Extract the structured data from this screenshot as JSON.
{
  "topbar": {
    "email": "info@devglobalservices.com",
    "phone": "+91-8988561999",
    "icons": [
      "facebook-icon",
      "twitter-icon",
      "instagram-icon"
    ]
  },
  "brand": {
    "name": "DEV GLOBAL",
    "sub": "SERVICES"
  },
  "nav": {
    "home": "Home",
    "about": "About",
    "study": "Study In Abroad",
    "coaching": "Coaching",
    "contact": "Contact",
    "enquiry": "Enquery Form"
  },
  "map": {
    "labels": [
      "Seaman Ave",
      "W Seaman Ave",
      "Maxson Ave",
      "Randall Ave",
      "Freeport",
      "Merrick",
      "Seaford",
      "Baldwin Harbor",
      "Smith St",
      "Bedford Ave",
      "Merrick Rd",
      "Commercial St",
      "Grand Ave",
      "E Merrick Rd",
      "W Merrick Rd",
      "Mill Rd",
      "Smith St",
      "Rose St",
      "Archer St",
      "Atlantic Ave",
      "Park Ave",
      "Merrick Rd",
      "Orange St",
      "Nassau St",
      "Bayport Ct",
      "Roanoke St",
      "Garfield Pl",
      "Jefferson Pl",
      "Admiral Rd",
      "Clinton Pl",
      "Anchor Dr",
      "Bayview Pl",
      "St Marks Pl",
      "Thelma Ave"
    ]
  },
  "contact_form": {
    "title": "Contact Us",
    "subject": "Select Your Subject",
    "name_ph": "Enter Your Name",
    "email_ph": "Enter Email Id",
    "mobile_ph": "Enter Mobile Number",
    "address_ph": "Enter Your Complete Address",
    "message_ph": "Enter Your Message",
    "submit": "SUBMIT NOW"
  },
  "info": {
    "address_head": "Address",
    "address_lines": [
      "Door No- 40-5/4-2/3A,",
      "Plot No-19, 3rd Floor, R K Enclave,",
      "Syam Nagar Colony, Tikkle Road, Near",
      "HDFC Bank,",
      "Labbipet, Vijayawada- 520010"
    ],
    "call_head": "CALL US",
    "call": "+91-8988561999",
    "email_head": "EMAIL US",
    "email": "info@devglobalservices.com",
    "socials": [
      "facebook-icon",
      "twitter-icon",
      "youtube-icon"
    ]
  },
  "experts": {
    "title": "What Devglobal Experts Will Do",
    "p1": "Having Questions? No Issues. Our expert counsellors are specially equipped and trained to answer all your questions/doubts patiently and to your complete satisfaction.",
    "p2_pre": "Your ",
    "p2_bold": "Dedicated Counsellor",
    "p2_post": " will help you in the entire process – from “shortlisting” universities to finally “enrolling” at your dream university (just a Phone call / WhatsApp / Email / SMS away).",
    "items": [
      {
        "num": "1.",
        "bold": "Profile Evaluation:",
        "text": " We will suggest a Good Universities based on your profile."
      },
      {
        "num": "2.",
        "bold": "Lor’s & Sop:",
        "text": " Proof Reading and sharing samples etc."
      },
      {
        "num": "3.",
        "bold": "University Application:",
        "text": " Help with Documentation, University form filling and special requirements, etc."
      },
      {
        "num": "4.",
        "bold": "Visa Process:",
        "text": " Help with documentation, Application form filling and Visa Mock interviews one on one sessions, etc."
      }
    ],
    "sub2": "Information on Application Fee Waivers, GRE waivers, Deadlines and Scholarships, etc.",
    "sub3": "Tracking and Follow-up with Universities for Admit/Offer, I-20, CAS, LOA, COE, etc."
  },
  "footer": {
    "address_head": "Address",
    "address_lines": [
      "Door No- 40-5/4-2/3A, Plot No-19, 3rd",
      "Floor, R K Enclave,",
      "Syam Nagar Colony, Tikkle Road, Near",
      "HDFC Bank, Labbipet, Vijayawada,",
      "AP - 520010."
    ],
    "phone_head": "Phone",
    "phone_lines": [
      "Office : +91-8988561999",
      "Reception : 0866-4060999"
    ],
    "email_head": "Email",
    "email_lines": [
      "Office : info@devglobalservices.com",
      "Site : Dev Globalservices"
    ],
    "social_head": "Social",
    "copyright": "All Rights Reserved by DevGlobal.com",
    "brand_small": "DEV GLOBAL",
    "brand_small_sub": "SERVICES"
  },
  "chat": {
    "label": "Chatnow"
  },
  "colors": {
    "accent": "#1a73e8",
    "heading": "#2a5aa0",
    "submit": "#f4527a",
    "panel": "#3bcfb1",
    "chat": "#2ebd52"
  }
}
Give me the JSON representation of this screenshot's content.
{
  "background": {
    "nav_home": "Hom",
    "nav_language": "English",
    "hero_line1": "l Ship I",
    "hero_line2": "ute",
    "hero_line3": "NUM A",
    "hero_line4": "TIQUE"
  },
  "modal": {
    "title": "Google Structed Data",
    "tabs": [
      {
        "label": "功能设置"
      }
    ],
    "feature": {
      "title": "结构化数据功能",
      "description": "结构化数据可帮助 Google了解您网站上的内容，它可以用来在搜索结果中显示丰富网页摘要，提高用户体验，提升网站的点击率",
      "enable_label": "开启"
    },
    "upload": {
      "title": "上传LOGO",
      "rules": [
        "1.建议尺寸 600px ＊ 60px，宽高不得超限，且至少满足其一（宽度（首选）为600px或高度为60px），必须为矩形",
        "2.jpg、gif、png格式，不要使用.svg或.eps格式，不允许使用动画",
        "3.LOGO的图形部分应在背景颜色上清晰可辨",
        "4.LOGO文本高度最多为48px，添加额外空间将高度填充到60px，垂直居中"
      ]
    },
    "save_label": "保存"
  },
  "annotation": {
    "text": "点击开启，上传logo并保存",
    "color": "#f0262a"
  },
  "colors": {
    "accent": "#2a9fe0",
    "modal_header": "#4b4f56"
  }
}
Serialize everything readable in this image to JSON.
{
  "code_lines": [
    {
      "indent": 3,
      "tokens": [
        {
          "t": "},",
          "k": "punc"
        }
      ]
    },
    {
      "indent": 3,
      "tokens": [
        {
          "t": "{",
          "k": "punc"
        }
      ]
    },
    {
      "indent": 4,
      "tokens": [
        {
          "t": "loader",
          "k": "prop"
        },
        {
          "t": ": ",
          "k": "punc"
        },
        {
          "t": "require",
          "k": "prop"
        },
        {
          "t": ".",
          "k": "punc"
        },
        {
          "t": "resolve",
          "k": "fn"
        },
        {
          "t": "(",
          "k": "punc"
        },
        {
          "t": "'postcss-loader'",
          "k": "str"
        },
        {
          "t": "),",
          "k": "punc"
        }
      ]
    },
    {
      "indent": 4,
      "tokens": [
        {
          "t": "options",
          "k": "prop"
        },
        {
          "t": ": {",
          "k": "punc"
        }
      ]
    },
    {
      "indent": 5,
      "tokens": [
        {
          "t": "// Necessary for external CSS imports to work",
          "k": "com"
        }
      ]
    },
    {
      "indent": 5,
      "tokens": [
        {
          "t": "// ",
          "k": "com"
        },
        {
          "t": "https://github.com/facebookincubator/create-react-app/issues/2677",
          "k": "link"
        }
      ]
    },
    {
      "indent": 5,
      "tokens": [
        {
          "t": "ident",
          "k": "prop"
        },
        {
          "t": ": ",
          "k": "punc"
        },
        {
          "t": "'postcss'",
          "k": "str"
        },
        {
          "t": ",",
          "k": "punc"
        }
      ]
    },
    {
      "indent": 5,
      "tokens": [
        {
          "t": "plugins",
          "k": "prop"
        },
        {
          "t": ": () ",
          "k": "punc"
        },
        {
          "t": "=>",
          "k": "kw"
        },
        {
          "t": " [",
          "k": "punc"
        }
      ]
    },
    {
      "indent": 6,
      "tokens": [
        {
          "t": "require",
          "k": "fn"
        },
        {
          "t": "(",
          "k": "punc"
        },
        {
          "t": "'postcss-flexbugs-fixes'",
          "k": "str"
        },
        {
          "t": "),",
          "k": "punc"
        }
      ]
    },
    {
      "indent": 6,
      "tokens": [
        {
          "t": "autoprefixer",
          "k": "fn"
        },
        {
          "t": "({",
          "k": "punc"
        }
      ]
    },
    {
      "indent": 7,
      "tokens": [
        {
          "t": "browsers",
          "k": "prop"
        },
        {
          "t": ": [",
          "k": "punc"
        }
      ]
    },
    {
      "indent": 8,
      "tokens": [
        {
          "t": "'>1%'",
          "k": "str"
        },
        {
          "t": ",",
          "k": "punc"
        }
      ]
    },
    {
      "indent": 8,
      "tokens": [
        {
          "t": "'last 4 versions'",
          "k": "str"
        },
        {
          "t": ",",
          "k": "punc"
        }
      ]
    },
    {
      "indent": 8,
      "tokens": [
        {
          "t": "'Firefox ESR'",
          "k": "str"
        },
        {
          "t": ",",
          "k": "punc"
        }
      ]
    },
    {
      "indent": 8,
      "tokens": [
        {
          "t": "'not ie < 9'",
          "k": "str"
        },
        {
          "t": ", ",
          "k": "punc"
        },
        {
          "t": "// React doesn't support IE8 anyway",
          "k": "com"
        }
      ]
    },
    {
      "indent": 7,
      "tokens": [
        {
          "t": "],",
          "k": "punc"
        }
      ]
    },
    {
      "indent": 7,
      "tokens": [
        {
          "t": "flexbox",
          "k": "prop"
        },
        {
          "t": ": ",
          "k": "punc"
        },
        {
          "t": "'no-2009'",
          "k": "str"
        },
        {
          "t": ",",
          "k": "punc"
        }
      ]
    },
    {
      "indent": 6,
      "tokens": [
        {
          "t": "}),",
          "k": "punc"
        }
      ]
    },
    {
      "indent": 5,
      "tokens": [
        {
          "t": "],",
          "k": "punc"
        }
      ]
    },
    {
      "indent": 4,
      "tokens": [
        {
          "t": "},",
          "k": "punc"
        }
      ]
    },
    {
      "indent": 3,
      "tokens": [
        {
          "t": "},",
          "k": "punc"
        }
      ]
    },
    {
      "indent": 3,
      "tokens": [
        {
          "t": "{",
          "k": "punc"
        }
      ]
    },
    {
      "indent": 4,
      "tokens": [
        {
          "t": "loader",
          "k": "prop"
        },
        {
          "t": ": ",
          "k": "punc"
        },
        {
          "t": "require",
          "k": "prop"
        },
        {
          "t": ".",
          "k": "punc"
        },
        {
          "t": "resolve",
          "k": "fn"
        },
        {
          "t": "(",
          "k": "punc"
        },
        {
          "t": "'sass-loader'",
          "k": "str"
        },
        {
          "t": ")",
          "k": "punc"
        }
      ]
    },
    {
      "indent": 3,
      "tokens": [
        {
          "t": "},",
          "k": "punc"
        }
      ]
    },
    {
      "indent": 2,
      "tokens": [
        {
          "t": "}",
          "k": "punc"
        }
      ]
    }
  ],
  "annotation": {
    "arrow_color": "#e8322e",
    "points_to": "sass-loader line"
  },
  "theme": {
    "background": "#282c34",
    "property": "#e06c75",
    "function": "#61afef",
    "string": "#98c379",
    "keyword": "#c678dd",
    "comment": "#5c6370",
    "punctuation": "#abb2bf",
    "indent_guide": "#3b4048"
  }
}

_ _ _ _

Exercise.
Work out how many lines of the listing above include the word "Bank". Report only the number.

Solution to this exercise.
2